PROBLEM DESCRIPTION -
Write out the data below in full. Keep it exact.

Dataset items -
'''

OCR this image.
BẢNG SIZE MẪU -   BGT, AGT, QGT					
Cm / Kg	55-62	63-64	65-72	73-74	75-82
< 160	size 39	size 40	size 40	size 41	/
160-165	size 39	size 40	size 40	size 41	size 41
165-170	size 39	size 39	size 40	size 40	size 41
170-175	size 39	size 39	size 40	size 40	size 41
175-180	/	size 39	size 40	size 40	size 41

'''

TASK OUTPUT -
OCR this image.
BẢNG SIZE MẪU -   BGT, AGT, QGT					
Cm / Kg	55-62	63-64	65-72	73-74	75-82
< 160	size 39	size 40	size 40	size 41	/
160-165	size 39	size 40	size 40	size 41	size 41
165-170	size 39	size 39	size 40	size 40	size 41
170-175	size 39	size 39	size 40	size 40	size 41
175-180	/	size 39	size 40	size 40	size 41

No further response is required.